Stated problem:
Check each line of the records below and collect those holding "delta".

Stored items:

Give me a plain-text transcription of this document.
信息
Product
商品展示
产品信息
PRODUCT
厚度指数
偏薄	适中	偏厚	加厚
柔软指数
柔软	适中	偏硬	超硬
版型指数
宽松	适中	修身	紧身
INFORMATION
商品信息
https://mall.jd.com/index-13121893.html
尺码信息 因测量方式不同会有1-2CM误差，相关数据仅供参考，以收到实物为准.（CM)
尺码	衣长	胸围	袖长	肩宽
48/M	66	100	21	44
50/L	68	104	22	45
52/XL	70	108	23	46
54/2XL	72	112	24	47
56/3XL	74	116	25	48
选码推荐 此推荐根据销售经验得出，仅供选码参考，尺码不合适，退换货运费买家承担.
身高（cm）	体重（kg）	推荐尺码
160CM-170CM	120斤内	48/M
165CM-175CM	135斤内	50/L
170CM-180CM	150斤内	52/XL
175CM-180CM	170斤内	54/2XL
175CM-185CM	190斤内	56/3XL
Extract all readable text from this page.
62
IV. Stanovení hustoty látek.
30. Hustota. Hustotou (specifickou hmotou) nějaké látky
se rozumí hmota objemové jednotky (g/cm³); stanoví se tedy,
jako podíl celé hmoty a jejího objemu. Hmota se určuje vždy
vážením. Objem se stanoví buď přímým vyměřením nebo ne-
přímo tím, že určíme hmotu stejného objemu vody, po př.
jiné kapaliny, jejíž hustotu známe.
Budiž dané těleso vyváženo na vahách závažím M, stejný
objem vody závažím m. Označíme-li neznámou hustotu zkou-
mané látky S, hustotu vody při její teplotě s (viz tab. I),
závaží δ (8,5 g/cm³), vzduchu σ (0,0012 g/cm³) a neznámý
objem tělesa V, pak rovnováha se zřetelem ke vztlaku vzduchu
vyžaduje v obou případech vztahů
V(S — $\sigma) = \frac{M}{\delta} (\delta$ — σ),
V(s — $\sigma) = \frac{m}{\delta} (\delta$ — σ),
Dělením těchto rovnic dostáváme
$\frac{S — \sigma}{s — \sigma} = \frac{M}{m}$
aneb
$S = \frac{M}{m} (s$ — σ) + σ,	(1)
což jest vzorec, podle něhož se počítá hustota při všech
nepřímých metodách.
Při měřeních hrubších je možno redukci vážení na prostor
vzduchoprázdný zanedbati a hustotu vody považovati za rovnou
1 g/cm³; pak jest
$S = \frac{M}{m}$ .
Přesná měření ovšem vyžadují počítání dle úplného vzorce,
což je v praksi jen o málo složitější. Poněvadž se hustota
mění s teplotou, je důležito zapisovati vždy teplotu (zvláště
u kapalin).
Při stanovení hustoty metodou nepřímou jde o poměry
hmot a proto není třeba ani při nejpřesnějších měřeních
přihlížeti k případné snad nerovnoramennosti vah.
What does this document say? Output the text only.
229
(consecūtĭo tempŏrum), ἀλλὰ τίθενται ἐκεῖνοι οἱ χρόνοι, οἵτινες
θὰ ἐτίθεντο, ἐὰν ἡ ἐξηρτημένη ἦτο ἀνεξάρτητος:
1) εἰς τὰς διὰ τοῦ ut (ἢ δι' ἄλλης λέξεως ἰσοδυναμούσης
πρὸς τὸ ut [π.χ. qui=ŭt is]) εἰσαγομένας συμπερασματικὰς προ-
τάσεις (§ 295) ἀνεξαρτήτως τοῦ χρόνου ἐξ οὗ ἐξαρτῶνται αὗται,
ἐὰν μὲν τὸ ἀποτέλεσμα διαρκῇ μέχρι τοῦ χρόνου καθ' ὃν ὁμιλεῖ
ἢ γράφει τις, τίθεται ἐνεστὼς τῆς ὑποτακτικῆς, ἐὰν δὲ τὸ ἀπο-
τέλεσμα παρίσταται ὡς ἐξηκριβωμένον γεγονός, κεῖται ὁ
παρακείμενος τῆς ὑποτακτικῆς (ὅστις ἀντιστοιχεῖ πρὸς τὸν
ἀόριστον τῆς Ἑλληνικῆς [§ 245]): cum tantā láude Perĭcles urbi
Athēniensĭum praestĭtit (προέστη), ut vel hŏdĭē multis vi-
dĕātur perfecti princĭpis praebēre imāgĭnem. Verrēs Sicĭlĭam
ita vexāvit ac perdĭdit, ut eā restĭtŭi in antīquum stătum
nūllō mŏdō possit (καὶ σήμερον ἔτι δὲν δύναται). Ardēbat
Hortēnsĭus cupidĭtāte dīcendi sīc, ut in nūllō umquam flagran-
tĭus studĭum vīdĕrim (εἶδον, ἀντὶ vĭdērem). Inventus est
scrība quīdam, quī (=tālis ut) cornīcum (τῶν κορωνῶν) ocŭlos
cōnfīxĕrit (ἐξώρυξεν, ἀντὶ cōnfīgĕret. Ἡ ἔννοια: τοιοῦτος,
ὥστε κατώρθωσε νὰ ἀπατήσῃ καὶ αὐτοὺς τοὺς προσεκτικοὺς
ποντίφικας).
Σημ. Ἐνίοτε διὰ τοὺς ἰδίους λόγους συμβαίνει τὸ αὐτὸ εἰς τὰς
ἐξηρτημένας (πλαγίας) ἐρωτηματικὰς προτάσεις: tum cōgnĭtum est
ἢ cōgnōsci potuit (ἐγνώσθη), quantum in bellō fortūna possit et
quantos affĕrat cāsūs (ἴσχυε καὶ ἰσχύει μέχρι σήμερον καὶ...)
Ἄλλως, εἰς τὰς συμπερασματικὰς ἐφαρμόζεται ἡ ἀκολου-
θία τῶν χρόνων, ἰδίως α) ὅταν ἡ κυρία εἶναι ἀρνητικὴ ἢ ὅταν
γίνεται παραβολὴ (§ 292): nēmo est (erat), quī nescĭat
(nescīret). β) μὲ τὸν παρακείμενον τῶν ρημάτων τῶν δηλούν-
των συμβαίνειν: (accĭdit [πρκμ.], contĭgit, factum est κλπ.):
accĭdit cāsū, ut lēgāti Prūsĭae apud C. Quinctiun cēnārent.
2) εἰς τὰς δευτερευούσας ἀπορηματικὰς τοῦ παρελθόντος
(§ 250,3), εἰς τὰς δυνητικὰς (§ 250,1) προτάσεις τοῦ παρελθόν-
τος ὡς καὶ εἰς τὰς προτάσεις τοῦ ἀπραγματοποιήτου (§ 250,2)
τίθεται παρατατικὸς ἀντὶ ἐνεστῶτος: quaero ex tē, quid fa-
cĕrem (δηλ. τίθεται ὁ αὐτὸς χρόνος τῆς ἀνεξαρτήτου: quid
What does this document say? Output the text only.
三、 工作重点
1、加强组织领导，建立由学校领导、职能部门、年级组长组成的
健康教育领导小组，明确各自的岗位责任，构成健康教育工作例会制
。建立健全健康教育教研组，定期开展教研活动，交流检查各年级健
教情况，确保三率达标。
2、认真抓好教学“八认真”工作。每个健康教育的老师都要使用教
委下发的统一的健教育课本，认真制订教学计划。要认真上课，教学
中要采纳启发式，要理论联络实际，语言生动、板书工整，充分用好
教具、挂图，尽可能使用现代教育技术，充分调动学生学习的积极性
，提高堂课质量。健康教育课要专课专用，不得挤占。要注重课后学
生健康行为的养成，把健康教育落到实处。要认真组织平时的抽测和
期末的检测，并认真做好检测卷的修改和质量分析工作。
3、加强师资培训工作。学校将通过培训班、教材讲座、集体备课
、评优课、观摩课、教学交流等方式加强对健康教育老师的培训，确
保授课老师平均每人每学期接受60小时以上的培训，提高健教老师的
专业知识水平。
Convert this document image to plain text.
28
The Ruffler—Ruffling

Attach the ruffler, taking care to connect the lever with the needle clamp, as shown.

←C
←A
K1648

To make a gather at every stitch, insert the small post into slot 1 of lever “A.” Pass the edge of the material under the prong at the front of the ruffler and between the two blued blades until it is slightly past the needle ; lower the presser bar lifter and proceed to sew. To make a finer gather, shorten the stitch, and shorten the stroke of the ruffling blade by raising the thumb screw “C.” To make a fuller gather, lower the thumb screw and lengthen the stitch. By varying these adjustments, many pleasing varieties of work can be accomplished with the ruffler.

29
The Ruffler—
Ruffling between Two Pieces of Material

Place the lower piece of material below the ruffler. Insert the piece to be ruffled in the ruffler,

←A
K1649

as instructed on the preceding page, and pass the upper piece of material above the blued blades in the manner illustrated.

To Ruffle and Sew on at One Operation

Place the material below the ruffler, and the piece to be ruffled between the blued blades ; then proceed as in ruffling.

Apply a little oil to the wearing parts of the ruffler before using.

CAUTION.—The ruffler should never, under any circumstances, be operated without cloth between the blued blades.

Written reply:
V(S — $\sigma) = \frac{M}{\delta} (\delta$ — σ),
V(s — $\sigma) = \frac{m}{\delta} (\delta$ — σ),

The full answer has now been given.